_Instruction_:
All lines in the data bearing the string "Clusters" should be identified and copied.

_Data section_:
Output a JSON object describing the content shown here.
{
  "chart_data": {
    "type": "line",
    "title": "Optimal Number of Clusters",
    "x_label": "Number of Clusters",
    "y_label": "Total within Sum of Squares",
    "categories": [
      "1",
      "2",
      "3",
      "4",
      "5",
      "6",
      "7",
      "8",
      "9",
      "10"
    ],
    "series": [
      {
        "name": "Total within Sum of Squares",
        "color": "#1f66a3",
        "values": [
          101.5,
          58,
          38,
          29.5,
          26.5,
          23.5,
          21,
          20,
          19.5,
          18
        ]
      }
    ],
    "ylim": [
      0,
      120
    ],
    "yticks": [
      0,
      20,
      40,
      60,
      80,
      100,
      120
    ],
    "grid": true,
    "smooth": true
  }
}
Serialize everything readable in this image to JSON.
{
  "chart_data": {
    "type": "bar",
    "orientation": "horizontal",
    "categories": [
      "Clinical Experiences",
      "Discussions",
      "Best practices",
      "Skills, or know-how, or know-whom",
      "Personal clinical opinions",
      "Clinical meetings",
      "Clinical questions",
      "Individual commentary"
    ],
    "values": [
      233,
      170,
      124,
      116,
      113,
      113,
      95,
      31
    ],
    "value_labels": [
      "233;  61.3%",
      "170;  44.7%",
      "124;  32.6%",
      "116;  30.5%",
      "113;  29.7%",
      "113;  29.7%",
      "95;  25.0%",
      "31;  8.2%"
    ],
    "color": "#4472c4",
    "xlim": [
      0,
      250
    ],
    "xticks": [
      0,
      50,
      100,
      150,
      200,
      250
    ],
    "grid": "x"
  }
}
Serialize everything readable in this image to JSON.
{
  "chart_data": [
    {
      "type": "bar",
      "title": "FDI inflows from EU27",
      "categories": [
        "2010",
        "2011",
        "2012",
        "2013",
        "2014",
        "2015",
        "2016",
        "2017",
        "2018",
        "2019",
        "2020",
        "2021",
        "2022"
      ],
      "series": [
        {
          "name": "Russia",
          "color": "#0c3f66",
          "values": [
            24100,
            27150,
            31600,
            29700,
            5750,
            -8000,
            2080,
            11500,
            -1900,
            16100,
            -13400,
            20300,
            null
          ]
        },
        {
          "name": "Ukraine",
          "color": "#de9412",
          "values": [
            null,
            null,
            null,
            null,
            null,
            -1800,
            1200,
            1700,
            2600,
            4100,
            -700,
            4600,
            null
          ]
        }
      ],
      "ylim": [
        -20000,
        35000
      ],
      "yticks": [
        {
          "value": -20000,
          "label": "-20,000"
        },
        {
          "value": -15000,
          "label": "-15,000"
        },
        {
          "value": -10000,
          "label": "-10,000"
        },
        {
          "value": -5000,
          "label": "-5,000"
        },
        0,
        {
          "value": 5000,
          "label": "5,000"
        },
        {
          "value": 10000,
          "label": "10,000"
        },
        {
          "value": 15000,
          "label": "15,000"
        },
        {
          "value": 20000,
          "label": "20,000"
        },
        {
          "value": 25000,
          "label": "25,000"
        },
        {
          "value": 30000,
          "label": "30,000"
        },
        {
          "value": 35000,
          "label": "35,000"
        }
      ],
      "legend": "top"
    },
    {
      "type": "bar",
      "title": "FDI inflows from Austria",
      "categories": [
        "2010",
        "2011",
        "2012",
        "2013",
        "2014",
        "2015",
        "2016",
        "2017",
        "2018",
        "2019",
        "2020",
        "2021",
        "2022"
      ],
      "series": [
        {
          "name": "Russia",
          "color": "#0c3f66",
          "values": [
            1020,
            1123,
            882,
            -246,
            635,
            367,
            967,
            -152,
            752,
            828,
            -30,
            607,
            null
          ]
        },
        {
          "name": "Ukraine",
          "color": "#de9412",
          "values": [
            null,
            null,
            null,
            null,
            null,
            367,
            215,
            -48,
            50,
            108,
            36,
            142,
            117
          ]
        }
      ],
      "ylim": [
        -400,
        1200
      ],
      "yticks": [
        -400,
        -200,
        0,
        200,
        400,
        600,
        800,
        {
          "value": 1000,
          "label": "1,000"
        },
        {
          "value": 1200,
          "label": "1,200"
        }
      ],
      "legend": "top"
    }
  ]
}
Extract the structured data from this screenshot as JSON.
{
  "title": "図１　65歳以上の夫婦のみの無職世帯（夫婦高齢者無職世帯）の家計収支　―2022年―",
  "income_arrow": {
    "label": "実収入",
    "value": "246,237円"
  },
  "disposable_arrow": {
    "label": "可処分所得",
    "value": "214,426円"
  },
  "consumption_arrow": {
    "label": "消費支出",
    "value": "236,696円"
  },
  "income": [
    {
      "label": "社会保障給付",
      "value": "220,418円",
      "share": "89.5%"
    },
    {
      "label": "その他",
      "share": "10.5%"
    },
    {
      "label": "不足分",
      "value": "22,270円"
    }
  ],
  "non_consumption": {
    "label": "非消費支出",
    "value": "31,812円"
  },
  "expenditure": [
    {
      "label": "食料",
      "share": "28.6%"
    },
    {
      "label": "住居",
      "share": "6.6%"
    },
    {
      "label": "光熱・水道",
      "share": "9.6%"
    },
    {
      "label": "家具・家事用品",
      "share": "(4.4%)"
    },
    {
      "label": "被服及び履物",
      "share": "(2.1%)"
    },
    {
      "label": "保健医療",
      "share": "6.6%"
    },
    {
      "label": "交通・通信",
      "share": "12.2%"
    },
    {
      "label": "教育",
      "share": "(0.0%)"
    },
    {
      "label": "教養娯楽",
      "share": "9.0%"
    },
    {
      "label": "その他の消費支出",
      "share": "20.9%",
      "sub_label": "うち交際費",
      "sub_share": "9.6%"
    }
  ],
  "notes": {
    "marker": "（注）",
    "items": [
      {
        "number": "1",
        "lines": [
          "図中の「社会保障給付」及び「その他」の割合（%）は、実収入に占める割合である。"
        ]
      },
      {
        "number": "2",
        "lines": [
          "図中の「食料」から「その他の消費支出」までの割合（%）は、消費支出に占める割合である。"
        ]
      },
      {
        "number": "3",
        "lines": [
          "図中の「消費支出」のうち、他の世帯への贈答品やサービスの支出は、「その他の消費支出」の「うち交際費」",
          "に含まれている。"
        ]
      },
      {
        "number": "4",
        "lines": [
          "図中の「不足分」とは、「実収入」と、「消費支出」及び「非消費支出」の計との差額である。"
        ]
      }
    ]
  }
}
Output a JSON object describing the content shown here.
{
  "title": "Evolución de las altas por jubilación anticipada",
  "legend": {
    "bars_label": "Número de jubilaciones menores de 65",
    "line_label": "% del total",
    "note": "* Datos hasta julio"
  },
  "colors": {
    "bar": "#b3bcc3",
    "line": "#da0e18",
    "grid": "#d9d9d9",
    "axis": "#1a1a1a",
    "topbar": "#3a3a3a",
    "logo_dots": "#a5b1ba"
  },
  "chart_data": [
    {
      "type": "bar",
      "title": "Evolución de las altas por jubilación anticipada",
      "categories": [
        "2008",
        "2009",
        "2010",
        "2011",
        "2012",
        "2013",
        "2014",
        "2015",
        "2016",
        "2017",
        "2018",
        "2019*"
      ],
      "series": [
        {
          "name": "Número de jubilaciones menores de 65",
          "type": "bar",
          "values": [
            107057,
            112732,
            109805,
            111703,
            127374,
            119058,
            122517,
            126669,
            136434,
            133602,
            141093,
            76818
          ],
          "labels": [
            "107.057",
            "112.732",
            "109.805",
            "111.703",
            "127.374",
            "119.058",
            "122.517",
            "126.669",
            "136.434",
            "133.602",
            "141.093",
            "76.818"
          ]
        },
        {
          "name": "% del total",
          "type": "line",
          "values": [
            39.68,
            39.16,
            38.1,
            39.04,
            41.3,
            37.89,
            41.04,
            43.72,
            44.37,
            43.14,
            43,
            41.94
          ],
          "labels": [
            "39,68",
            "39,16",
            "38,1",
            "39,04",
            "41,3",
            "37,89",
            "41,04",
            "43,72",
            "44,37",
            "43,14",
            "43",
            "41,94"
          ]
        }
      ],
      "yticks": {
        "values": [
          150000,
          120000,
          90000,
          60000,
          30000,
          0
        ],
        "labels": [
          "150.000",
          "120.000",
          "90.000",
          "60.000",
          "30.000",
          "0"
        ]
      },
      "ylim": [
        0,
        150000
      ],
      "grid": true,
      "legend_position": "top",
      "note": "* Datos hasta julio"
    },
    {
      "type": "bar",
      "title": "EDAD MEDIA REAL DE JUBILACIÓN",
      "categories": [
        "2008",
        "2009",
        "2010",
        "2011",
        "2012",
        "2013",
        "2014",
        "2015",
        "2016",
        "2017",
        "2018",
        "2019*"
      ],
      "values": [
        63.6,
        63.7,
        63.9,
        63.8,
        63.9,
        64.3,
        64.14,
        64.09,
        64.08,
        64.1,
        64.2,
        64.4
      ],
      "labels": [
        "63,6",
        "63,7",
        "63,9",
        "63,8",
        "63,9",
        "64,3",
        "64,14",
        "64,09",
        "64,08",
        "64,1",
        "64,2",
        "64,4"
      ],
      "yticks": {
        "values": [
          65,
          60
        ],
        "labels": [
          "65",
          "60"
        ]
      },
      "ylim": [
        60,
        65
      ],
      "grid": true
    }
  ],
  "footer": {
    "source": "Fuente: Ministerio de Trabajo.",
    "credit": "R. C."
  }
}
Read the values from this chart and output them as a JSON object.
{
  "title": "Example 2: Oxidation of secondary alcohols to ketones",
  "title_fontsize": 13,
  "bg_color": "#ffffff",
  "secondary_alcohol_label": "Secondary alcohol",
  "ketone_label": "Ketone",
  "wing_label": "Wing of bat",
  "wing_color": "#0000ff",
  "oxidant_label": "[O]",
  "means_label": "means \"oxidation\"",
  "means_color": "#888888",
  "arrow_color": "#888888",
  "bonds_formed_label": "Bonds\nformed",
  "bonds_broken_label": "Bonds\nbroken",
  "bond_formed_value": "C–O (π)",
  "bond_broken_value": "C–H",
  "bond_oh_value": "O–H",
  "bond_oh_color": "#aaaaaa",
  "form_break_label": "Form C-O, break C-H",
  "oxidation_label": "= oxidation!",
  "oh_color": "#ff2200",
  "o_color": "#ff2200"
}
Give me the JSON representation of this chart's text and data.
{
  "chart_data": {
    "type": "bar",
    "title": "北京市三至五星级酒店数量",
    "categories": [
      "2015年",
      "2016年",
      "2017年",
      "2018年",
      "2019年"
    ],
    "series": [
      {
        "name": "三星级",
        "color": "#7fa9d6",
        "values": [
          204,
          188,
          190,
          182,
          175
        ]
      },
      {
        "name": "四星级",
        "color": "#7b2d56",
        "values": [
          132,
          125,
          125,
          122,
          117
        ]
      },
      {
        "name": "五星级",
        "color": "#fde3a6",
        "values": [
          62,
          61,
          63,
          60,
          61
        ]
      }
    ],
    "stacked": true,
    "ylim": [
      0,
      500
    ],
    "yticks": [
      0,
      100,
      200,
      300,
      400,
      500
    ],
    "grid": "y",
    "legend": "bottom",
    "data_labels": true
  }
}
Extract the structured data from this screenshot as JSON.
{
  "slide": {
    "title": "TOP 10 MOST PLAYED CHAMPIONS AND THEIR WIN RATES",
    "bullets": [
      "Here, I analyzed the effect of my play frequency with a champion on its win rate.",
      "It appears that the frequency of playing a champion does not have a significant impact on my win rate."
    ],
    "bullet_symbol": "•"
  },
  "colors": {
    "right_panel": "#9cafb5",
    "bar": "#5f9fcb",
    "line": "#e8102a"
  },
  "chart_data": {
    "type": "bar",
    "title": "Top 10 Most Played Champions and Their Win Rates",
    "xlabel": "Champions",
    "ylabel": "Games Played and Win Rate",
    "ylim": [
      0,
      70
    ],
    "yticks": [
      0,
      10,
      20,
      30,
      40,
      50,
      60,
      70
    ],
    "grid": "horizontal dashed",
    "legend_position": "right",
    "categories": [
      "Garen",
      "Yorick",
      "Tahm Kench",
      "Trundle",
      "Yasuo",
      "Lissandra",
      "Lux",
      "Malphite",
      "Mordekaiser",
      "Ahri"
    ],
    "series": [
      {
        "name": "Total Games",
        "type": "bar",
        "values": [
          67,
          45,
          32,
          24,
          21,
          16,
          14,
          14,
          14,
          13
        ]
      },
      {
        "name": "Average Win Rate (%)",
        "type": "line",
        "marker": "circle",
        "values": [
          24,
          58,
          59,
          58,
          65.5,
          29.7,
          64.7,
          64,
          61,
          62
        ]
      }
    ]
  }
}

_Expected output_:
    "title": "Optimal Number of Clusters",
    "x_label": "Number of Clusters",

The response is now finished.